[Source data]
+++

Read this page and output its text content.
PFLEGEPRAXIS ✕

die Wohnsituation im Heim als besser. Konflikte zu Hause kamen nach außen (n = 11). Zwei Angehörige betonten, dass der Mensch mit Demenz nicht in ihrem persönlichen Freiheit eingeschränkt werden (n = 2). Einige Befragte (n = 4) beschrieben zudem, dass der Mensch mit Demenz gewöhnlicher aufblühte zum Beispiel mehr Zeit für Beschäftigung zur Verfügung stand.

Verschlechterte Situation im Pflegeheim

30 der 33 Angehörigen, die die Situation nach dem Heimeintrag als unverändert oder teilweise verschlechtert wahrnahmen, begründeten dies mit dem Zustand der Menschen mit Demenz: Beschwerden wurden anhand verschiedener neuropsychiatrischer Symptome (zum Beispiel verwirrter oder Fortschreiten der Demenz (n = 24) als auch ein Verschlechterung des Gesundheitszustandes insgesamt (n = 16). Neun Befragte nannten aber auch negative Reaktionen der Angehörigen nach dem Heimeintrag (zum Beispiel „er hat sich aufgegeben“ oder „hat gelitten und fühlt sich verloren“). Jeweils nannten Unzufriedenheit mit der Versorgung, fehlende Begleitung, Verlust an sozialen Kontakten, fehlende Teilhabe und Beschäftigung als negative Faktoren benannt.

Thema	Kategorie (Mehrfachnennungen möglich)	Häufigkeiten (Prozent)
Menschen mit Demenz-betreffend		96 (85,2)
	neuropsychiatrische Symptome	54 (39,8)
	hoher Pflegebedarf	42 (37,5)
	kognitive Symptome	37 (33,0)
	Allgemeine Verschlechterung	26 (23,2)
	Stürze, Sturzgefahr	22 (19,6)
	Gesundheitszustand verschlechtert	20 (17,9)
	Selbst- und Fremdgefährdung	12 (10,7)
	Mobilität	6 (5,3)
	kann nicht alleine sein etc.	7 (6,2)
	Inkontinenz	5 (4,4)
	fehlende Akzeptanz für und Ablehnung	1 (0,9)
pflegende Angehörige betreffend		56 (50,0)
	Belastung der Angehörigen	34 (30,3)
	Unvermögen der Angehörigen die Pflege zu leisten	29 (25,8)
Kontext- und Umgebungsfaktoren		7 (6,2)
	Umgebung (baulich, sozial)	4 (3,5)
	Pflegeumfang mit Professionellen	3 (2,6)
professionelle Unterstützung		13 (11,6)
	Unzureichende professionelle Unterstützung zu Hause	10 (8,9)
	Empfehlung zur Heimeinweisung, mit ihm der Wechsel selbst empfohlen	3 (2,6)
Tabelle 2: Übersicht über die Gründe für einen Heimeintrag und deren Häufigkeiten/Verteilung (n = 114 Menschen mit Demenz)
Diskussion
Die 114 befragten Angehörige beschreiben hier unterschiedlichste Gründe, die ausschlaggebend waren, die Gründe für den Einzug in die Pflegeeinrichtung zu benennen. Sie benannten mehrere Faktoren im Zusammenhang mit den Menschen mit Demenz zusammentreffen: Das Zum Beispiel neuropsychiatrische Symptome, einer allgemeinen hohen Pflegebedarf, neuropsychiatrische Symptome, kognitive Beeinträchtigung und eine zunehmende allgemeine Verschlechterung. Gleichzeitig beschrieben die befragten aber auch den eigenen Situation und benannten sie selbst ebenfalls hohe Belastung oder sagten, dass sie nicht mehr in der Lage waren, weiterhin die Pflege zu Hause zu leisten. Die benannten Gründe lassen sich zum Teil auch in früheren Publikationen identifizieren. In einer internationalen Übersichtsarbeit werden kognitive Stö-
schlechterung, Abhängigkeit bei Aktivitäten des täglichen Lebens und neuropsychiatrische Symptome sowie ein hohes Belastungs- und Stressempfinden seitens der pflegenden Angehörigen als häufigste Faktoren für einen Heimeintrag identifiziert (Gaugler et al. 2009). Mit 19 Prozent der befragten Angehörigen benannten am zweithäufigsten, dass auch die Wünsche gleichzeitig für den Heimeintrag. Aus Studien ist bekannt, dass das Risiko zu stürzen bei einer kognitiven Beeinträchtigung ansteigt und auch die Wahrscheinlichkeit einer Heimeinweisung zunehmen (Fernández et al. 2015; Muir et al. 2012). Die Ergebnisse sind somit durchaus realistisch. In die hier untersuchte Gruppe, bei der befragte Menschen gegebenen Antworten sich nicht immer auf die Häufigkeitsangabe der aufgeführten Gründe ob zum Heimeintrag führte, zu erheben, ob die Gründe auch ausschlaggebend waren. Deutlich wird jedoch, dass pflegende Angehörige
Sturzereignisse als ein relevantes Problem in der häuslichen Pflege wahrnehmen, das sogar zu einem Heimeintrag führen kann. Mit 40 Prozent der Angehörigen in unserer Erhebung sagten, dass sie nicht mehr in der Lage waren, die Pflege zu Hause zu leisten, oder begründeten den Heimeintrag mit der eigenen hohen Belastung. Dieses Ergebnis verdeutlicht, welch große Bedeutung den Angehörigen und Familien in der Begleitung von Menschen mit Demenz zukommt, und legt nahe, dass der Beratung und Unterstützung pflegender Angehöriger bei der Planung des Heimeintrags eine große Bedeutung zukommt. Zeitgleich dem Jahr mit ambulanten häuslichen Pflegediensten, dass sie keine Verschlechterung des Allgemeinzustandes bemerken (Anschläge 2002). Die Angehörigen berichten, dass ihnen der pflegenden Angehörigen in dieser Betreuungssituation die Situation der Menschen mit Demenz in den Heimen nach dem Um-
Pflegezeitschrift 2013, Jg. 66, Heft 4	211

+++

# [Problem requirements]
Using the entries above, return each line in which the word "Heimeinweisung" occurs.

# [Answer in full]
	Empfehlung zur Heimeinweisung, mit ihm der Wechsel selbst empfohlen	3 (2,6)
schlechterung, Abhängigkeit bei Aktivitäten des täglichen Lebens und neuropsychiatrische Symptome sowie ein hohes Belastungs- und Stressempfinden seitens der pflegenden Angehörigen als häufigste Faktoren für einen Heimeintrag identifiziert (Gaugler et al. 2009). Mit 19 Prozent der befragten Angehörigen benannten am zweithäufigsten, dass auch die Wünsche gleichzeitig für den Heimeintrag. Aus Studien ist bekannt, dass das Risiko zu stürzen bei einer kognitiven Beeinträchtigung ansteigt und auch die Wahrscheinlichkeit einer Heimeinweisung zunehmen (Fernández et al. 2015; Muir et al. 2012). Die Ergebnisse sind somit durchaus realistisch. In die hier untersuchte Gruppe, bei der befragte Menschen gegebenen Antworten sich nicht immer auf die Häufigkeitsangabe der aufgeführten Gründe ob zum Heimeintrag führte, zu erheben, ob die Gründe auch ausschlaggebend waren. Deutlich wird jedoch, dass pflegende Angehörige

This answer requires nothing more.